Work to complete:
Below are some records. Copy every line in them that holds "Tuska".

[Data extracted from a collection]
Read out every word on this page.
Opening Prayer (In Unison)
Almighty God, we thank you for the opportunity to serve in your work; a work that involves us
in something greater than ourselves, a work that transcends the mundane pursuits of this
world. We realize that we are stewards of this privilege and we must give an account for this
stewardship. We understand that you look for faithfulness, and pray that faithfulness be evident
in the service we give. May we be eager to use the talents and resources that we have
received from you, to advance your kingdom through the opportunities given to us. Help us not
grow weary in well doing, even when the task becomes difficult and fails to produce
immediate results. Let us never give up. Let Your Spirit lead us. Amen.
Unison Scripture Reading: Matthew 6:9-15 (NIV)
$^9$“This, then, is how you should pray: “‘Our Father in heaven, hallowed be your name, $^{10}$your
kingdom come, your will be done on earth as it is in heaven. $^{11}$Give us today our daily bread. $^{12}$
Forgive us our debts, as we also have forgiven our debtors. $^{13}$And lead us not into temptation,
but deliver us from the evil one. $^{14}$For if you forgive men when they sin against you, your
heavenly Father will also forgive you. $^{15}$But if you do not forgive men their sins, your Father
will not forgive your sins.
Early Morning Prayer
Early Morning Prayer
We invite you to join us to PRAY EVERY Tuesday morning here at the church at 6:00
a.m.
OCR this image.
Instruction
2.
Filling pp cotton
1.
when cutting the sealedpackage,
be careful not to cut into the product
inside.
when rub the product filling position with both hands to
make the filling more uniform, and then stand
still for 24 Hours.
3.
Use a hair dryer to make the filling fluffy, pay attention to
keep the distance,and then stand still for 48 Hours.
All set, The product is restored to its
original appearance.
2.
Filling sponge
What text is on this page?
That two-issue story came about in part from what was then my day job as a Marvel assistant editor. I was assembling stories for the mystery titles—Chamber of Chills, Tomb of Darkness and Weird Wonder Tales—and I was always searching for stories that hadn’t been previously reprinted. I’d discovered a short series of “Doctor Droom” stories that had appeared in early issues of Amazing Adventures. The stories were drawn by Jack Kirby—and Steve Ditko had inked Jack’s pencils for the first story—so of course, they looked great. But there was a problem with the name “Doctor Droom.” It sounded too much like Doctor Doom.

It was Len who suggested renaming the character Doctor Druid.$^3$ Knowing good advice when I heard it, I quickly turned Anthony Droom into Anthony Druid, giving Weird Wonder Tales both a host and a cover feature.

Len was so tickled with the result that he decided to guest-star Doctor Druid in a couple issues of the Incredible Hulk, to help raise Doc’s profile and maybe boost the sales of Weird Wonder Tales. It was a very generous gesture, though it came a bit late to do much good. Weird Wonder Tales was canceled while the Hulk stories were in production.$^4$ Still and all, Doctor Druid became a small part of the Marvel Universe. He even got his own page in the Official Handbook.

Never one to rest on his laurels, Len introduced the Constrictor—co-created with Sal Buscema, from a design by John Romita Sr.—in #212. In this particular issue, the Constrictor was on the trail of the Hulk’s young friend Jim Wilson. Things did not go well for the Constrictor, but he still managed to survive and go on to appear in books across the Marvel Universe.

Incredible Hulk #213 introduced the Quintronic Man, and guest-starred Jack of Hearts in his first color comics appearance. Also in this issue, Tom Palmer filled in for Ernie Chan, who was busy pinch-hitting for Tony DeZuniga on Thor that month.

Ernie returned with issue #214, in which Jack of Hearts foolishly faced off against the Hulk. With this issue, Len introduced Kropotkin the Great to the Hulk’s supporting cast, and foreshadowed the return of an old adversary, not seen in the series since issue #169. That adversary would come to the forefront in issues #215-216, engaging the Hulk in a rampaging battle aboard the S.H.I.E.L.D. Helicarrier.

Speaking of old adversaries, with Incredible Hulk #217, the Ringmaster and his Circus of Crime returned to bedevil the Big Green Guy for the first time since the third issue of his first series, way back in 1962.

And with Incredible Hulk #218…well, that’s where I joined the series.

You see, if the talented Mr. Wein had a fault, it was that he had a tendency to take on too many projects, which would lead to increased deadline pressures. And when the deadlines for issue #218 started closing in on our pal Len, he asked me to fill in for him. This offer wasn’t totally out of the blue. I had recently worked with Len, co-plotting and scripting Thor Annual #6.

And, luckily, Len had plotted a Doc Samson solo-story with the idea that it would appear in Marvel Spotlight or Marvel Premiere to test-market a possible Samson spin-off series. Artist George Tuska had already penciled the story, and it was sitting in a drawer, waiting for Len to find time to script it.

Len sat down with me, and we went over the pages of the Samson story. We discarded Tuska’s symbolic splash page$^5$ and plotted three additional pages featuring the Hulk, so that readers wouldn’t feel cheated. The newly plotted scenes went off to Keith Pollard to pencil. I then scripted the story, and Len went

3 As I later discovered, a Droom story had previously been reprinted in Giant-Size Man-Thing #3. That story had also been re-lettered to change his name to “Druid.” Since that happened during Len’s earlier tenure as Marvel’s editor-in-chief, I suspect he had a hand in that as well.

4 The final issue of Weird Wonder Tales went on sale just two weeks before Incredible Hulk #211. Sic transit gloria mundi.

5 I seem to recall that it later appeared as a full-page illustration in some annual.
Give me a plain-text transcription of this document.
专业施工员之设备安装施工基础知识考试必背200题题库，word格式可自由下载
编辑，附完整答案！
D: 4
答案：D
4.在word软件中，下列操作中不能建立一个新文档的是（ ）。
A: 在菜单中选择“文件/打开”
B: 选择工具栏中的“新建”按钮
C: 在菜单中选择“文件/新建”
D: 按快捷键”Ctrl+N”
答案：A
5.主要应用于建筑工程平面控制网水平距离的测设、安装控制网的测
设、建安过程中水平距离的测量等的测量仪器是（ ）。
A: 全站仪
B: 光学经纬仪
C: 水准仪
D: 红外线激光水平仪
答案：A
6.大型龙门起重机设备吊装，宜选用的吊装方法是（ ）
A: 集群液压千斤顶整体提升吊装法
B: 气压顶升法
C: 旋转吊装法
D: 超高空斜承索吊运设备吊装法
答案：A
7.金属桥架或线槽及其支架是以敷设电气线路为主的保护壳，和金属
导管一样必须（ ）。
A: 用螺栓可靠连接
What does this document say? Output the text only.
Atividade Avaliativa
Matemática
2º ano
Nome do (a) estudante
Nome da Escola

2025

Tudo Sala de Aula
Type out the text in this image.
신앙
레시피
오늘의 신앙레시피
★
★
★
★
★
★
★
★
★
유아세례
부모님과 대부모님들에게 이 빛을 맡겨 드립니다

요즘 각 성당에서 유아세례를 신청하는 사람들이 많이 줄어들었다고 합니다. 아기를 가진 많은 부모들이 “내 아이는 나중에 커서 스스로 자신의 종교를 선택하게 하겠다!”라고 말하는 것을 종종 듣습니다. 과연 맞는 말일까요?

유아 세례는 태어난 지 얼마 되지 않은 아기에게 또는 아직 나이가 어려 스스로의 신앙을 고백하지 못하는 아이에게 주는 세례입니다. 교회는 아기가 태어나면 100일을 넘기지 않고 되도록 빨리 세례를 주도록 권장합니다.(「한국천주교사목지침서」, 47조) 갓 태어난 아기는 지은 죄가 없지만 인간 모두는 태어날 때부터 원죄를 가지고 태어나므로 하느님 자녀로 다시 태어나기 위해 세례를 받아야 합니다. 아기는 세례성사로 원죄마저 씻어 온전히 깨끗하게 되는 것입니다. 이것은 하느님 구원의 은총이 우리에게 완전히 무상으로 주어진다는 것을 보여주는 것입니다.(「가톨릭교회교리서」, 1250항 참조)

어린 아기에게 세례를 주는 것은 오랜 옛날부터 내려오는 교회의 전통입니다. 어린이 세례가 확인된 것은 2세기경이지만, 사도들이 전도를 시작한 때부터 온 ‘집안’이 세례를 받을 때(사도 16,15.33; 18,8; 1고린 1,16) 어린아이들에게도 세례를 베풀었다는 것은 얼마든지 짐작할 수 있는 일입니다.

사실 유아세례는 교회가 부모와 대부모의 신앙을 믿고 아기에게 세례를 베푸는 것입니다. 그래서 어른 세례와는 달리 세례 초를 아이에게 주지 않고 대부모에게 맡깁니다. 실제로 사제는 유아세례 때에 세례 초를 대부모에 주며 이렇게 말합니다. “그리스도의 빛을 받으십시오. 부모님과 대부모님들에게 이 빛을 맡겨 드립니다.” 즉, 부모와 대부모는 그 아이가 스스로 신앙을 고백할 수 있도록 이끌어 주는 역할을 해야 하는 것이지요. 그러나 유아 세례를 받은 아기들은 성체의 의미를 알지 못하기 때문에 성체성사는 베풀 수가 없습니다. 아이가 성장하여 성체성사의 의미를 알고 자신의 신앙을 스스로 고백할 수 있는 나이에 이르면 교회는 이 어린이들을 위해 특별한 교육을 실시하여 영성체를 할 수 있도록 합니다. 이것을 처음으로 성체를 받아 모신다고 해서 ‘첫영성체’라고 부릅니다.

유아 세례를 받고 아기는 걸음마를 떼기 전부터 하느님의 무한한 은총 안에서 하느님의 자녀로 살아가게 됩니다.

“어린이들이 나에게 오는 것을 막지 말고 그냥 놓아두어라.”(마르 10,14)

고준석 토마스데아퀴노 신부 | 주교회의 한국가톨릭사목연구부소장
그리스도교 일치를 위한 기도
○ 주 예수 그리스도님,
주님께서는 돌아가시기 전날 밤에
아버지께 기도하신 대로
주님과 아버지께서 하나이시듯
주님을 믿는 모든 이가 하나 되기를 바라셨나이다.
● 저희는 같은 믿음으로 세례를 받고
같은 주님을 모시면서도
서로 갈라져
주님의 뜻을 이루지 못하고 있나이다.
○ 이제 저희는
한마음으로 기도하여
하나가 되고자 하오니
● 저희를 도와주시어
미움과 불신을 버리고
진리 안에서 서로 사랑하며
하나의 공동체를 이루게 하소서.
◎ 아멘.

Task output:
And, luckily, Len had plotted a Doc Samson solo-story with the idea that it would appear in Marvel Spotlight or Marvel Premiere to test-market a possible Samson spin-off series. Artist George Tuska had already penciled the story, and it was sitting in a drawer, waiting for Len to find time to script it.
Len sat down with me, and we went over the pages of the Samson story. We discarded Tuska’s symbolic splash page$^5$ and plotted three additional pages featuring the Hulk, so that readers wouldn’t feel cheated. The newly plotted scenes went off to Keith Pollard to pencil. I then scripted the story, and Len went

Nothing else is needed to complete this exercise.